>> start
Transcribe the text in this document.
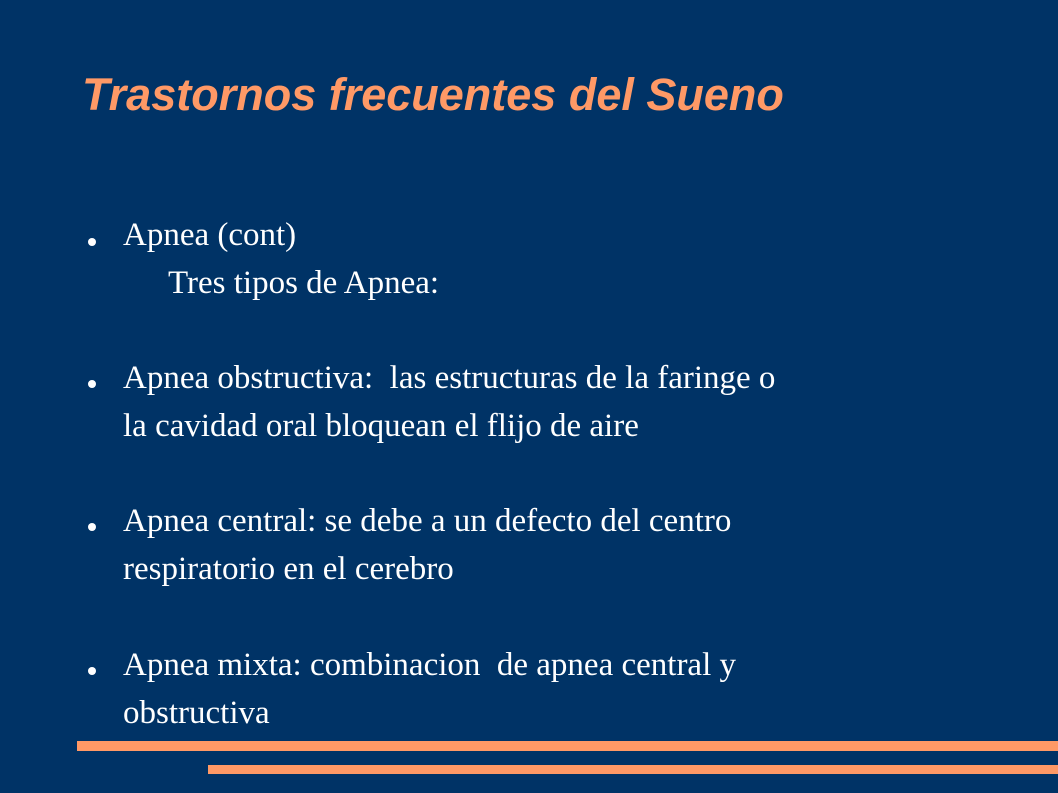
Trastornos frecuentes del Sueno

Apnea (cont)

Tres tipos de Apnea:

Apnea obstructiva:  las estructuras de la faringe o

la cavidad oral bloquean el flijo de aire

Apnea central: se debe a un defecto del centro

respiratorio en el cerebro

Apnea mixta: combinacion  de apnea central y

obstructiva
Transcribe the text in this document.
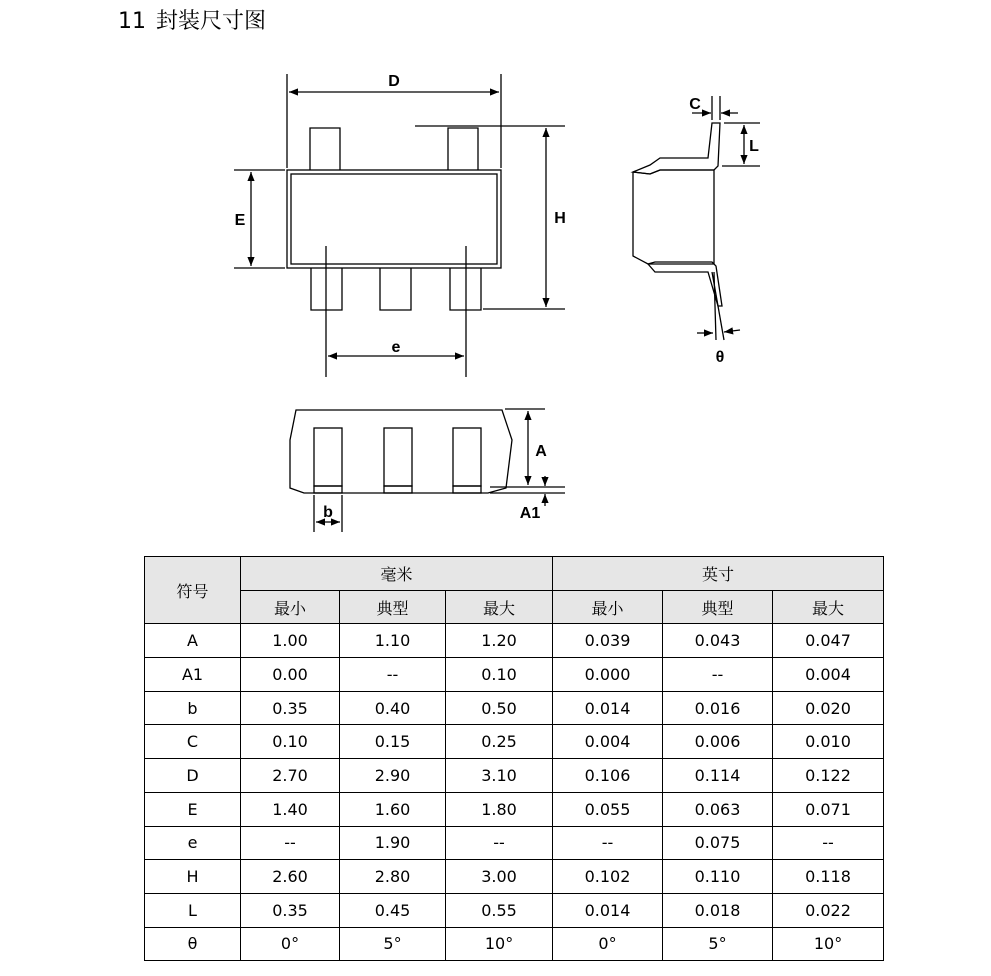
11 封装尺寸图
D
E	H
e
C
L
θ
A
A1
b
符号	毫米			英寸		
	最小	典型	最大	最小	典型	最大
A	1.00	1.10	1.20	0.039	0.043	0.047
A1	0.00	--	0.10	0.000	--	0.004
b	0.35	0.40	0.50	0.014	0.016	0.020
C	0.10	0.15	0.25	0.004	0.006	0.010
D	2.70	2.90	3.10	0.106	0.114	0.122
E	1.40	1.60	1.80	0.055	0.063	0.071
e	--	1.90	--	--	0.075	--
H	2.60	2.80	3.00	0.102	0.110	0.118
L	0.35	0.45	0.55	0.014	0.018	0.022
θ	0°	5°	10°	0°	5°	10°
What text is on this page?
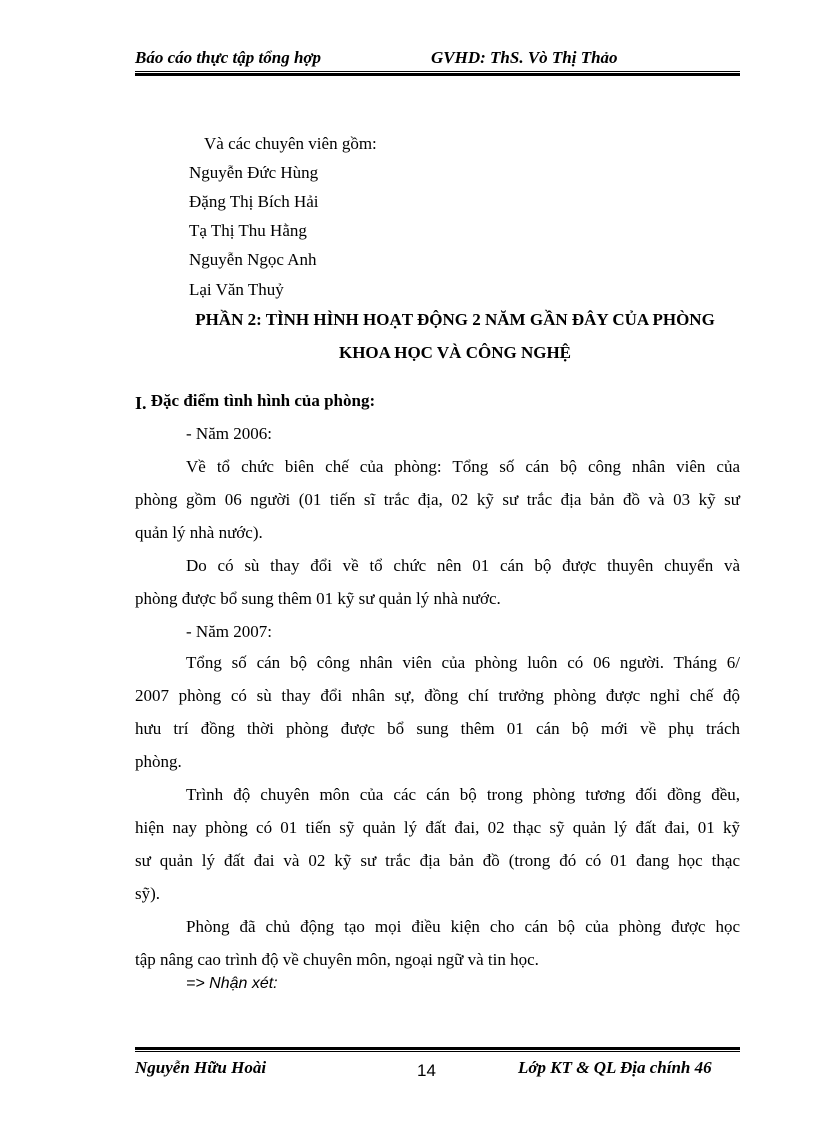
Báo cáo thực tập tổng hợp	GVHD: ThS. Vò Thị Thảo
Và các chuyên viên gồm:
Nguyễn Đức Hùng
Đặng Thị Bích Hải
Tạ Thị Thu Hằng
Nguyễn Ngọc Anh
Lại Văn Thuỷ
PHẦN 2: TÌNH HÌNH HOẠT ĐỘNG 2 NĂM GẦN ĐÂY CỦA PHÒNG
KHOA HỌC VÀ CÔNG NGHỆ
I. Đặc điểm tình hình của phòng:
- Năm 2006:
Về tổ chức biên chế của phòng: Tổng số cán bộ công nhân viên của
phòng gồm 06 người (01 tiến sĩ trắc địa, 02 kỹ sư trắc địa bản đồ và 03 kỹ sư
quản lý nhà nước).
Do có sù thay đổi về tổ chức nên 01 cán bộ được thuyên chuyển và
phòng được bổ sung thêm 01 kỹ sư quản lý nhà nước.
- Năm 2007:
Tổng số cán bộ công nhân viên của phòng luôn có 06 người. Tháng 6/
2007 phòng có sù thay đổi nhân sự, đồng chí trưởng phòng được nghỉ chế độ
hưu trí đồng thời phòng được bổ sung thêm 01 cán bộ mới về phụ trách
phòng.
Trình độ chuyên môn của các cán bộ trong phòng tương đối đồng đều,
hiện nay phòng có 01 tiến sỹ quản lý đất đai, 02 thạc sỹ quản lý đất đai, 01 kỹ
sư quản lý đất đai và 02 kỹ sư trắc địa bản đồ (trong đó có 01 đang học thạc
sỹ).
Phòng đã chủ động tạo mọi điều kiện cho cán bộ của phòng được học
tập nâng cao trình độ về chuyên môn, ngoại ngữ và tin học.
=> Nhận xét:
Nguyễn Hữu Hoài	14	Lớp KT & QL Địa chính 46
>> end
>> start
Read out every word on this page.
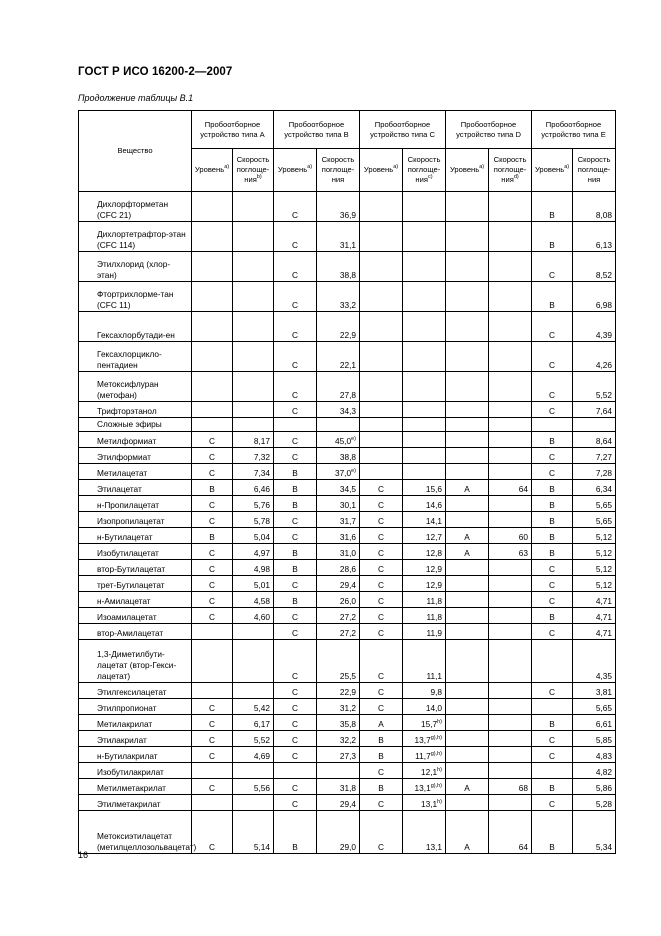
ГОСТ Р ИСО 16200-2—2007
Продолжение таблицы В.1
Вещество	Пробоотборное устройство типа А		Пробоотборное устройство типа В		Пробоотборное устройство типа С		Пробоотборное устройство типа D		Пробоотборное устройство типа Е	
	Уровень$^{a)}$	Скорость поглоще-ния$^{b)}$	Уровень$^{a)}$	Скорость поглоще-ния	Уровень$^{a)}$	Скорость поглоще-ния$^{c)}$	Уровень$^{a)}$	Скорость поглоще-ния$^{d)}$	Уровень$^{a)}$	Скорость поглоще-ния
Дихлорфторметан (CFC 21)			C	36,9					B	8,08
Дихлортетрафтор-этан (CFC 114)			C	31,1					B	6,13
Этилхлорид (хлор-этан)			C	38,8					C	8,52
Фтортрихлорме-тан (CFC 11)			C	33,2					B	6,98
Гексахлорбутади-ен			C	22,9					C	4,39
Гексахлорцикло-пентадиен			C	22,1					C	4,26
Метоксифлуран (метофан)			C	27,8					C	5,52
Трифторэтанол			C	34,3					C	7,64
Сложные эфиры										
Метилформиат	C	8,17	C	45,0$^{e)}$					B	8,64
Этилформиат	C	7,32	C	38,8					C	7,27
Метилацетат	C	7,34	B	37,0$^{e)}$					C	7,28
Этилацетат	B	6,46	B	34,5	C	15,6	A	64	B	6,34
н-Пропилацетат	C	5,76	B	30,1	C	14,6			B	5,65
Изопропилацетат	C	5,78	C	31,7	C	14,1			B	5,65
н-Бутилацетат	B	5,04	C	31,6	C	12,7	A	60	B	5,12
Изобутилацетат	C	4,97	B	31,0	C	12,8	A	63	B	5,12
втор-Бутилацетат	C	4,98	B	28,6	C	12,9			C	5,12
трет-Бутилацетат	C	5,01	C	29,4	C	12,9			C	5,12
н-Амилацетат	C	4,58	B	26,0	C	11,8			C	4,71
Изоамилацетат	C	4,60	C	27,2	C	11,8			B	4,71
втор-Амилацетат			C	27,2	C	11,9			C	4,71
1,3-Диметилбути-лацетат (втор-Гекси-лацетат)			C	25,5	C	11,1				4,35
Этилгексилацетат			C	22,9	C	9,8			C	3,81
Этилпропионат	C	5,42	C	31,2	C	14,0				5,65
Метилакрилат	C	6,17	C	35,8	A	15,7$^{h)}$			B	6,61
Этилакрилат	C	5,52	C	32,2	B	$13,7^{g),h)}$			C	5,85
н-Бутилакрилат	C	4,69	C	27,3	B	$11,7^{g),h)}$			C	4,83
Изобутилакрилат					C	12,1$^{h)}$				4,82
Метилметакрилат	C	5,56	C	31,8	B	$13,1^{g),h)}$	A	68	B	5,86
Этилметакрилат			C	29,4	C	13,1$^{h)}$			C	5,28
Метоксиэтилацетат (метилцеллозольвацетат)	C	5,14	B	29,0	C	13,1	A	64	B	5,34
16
>> end
> Problem to work on
Find every line in the records above that holds the word "tiến", and copy each one.

> Output of the task
phòng gồm 06 người (01 tiến sĩ trắc địa, 02 kỹ sư trắc địa bản đồ và 03 kỹ sư
hiện nay phòng có 01 tiến sỹ quản lý đất đai, 02 thạc sỹ quản lý đất đai, 01 kỹ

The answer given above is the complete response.